Stored items:

— begin —

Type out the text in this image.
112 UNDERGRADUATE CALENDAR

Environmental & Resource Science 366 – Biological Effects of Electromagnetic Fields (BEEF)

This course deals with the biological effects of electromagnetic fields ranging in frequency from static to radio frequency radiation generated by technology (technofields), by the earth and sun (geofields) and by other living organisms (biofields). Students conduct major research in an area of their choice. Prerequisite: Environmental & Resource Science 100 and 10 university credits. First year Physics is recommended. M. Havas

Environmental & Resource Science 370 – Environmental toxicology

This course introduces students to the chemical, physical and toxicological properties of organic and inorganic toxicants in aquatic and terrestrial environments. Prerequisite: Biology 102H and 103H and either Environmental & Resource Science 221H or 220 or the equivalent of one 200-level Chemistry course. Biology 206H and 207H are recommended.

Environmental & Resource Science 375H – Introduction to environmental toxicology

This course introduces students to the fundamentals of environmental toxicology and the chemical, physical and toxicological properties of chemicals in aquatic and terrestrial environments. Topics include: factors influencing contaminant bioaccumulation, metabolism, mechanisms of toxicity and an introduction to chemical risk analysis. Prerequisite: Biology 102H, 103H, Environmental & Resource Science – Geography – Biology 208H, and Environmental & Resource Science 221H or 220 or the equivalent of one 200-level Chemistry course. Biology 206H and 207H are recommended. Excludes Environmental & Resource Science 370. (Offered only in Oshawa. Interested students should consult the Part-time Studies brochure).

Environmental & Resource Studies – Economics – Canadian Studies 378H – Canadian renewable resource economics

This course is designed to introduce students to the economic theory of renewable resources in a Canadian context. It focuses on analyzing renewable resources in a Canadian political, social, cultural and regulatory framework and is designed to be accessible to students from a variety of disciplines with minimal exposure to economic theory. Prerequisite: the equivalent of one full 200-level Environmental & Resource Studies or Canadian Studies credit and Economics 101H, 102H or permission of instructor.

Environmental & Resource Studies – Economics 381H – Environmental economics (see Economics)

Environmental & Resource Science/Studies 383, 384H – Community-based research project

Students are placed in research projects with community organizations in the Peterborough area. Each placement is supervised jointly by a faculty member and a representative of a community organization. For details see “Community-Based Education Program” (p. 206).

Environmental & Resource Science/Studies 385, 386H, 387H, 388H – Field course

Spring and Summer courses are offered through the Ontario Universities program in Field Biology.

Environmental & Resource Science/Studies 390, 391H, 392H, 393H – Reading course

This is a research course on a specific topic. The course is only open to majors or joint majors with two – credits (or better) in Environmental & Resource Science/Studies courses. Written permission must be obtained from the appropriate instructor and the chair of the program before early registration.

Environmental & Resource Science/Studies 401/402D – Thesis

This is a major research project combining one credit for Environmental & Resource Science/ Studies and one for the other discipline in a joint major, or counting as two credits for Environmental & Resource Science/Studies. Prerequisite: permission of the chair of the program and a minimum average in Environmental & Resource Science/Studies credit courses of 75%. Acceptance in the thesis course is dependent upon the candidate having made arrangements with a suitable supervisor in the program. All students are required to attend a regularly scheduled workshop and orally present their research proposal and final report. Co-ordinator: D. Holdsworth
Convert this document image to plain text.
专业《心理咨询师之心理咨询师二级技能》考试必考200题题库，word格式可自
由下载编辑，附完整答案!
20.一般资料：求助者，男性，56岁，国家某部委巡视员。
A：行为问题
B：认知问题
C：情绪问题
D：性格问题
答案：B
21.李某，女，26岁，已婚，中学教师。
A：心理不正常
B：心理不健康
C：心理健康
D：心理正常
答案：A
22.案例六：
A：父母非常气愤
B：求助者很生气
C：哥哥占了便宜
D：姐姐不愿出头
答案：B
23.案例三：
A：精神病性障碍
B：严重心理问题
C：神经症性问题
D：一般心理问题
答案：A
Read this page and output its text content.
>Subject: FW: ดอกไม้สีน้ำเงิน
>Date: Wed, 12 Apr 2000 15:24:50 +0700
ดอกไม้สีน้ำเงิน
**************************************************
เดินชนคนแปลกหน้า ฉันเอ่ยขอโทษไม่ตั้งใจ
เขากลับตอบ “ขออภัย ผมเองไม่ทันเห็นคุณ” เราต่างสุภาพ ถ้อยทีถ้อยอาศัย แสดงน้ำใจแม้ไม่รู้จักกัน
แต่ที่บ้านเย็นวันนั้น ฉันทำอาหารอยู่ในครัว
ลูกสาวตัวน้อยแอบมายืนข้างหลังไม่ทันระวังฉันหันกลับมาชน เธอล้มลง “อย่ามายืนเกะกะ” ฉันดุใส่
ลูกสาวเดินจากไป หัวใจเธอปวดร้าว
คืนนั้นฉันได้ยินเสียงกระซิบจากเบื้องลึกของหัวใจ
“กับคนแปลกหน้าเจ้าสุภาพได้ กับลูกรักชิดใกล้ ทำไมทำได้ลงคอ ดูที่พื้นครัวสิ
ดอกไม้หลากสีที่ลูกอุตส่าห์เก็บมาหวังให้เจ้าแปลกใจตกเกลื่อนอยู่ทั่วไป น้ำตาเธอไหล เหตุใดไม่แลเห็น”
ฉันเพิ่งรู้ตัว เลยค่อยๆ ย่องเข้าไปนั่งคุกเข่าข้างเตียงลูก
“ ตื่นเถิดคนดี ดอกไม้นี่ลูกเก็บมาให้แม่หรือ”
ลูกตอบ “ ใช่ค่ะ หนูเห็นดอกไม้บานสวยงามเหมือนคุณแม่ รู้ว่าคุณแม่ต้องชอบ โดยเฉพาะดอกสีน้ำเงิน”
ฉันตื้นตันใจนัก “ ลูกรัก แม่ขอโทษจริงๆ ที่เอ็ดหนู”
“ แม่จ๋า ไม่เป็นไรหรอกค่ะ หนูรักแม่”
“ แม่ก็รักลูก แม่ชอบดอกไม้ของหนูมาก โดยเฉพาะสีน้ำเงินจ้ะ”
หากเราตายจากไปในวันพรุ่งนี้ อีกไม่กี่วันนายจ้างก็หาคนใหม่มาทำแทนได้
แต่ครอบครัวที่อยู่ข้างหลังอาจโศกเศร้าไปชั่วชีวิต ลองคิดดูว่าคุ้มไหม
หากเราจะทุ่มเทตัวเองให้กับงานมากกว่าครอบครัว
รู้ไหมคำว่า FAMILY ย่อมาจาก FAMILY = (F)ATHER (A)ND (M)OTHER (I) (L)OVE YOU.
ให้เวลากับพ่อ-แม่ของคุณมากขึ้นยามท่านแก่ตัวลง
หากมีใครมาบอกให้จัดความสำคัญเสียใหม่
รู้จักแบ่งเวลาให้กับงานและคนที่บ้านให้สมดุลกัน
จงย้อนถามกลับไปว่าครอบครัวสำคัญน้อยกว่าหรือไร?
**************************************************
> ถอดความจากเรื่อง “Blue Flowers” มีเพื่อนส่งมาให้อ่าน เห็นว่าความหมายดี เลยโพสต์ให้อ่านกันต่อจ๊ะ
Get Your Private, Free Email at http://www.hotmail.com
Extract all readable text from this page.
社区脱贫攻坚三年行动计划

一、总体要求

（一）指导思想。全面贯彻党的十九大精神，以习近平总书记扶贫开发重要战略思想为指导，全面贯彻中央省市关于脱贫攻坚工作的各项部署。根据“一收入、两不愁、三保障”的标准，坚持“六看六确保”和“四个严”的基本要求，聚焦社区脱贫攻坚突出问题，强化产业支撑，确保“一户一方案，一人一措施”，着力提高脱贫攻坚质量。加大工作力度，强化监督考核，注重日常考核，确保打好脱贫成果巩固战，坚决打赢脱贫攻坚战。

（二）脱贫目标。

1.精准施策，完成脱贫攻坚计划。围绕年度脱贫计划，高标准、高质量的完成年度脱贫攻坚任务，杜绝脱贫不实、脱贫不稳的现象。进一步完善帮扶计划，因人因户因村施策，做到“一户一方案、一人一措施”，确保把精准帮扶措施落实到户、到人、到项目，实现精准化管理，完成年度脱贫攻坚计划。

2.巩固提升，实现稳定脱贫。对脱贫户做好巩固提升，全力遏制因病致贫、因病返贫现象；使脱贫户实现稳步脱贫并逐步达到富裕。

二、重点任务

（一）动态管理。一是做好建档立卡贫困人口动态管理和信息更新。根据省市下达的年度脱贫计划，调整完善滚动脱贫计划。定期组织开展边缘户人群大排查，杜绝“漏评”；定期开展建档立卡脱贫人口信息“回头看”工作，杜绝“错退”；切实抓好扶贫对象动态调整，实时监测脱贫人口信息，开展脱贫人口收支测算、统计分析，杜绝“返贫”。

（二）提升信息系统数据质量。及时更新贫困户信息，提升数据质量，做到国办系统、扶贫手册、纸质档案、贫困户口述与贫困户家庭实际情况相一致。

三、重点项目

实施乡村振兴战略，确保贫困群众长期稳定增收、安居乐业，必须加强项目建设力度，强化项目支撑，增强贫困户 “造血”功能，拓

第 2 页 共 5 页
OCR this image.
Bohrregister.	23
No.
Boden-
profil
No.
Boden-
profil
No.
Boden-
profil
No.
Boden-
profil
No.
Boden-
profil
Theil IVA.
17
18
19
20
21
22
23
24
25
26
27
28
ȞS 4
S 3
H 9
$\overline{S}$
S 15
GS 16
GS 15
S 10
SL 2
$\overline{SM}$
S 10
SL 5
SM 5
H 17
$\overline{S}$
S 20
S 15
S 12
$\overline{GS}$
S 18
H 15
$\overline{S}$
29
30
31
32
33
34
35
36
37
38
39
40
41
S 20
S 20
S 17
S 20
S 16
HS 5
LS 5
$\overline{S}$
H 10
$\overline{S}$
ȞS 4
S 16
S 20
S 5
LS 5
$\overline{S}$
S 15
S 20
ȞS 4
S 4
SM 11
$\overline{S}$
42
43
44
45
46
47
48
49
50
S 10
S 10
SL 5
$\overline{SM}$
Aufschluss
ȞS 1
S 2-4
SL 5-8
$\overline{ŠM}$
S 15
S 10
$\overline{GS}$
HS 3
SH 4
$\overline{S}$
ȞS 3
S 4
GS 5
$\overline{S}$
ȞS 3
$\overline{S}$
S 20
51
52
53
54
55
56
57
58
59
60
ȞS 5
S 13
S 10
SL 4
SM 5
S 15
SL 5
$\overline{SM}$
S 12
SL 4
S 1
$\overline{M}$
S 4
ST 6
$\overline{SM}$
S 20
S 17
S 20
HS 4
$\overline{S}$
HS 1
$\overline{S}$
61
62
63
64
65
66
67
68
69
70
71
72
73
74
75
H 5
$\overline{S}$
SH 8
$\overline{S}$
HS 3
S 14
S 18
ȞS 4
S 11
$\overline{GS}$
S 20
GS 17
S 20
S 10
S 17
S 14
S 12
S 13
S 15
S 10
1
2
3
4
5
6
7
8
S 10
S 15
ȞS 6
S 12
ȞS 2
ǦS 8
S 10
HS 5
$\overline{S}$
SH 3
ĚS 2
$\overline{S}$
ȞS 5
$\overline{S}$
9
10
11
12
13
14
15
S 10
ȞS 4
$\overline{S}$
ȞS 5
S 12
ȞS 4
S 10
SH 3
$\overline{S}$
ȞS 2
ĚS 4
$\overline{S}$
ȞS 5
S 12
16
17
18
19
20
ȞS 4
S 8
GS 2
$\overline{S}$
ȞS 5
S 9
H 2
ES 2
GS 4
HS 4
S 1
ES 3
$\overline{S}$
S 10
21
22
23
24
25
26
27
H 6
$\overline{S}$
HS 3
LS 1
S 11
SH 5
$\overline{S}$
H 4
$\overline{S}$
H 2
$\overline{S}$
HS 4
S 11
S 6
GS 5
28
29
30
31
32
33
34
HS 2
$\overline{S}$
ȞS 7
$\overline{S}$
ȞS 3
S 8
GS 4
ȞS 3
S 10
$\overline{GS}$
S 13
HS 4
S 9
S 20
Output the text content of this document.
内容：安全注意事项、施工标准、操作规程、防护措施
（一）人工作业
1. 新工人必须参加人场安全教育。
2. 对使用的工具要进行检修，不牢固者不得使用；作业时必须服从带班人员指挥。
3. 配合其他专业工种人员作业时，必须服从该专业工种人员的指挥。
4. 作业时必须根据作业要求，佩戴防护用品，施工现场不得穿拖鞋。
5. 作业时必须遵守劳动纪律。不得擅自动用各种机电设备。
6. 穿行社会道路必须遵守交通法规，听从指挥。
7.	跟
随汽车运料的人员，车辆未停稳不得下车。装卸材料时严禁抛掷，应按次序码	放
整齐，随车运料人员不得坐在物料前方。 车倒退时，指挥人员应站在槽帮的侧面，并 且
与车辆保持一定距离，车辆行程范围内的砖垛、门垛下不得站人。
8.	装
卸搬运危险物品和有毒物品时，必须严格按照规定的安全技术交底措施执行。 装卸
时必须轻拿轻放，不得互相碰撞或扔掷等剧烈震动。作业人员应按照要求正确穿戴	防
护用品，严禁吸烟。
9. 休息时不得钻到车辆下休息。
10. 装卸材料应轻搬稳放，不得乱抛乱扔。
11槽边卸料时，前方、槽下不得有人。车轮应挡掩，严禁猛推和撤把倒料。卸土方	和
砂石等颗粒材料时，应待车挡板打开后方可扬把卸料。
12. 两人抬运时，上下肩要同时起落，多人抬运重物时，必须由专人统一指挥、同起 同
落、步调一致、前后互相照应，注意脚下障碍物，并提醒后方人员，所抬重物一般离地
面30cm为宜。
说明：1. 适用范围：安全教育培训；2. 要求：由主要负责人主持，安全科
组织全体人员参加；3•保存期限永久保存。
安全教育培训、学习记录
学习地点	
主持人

— end —

▸ **Your goal**
Check every line for "Community" and show the ones that have it.

▸ **Exercise output**
Environmental & Resource Science/Studies 383, 384H – Community-based research project
Students are placed in research projects with community organizations in the Peterborough area. Each placement is supervised jointly by a faculty member and a representative of a community organization. For details see “Community-Based Education Program” (p. 206).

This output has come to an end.